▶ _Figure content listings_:
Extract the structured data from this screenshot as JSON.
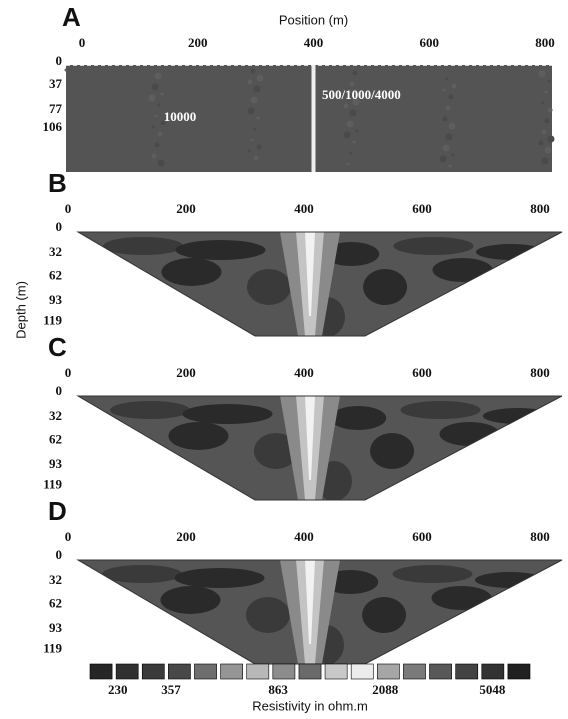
{
  "chart_data": [
    {
      "type": "model",
      "label": "A",
      "xlabel": "Position (m)",
      "xlim": [
        0,
        800
      ],
      "xticks": [
        0,
        200,
        400,
        600,
        800
      ],
      "ylim": [
        0,
        177
      ],
      "yticks": [
        0,
        37,
        77,
        106
      ],
      "annotations": [
        "10000",
        "500/1000/4000"
      ]
    },
    {
      "type": "section",
      "label": "B",
      "xlim": [
        0,
        800
      ],
      "xticks": [
        0,
        200,
        400,
        600,
        800
      ],
      "ylim": [
        0,
        140
      ],
      "yticks": [
        0,
        32,
        62,
        93,
        119
      ]
    },
    {
      "type": "section",
      "label": "C",
      "ylabel": "Depth (m)",
      "xlim": [
        0,
        800
      ],
      "xticks": [
        0,
        200,
        400,
        600,
        800
      ],
      "ylim": [
        0,
        140
      ],
      "yticks": [
        0,
        32,
        62,
        93,
        119
      ]
    },
    {
      "type": "section",
      "label": "D",
      "xlim": [
        0,
        800
      ],
      "xticks": [
        0,
        200,
        400,
        600,
        800
      ],
      "ylim": [
        0,
        140
      ],
      "yticks": [
        0,
        32,
        62,
        93,
        119
      ]
    },
    {
      "type": "colorbar",
      "title": "Resistivity in ohm.m",
      "log": true,
      "lim": [
        180,
        7000
      ],
      "ticks": [
        230,
        357,
        863,
        2088,
        5048
      ],
      "colors": [
        "#262626",
        "#303030",
        "#3a3a3a",
        "#484848",
        "#6e6e6e",
        "#959595",
        "#b8b8b8",
        "#8c8c8c",
        "#6a6a6a",
        "#c8c8c8",
        "#ececec",
        "#a6a6a6",
        "#7a7a7a",
        "#585858",
        "#434343",
        "#323232",
        "#202020"
      ]
    }
  ]
}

▶ _Work to be completed_:
In your copy, repeat each record exactly and include no pictures.

▶ _Expected answer_:
Extract the structured data from this screenshot as JSON.
{
  "chart_data": [
    {
      "type": "model",
      "label": "A",
      "xlabel": "Position (m)",
      "xlim": [
        0,
        800
      ],
      "xticks": [
        0,
        200,
        400,
        600,
        800
      ],
      "ylim": [
        0,
        177
      ],
      "yticks": [
        0,
        37,
        77,
        106
      ],
      "annotations": [
        "10000",
        "500/1000/4000"
      ]
    },
    {
      "type": "section",
      "label": "B",
      "xlim": [
        0,
        800
      ],
      "xticks": [
        0,
        200,
        400,
        600,
        800
      ],
      "ylim": [
        0,
        140
      ],
      "yticks": [
        0,
        32,
        62,
        93,
        119
      ]
    },
    {
      "type": "section",
      "label": "C",
      "ylabel": "Depth (m)",
      "xlim": [
        0,
        800
      ],
      "xticks": [
        0,
        200,
        400,
        600,
        800
      ],
      "ylim": [
        0,
        140
      ],
      "yticks": [
        0,
        32,
        62,
        93,
        119
      ]
    },
    {
      "type": "section",
      "label": "D",
      "xlim": [
        0,
        800
      ],
      "xticks": [
        0,
        200,
        400,
        600,
        800
      ],
      "ylim": [
        0,
        140
      ],
      "yticks": [
        0,
        32,
        62,
        93,
        119
      ]
    },
    {
      "type": "colorbar",
      "title": "Resistivity in ohm.m",
      "log": true,
      "lim": [
        180,
        7000
      ],
      "ticks": [
        230,
        357,
        863,
        2088,
        5048
      ],
      "colors": [
        "#262626",
        "#303030",
        "#3a3a3a",
        "#484848",
        "#6e6e6e",
        "#959595",
        "#b8b8b8",
        "#8c8c8c",
        "#6a6a6a",
        "#c8c8c8",
        "#ececec",
        "#a6a6a6",
        "#7a7a7a",
        "#585858",
        "#434343",
        "#323232",
        "#202020"
      ]
    }
  ]
}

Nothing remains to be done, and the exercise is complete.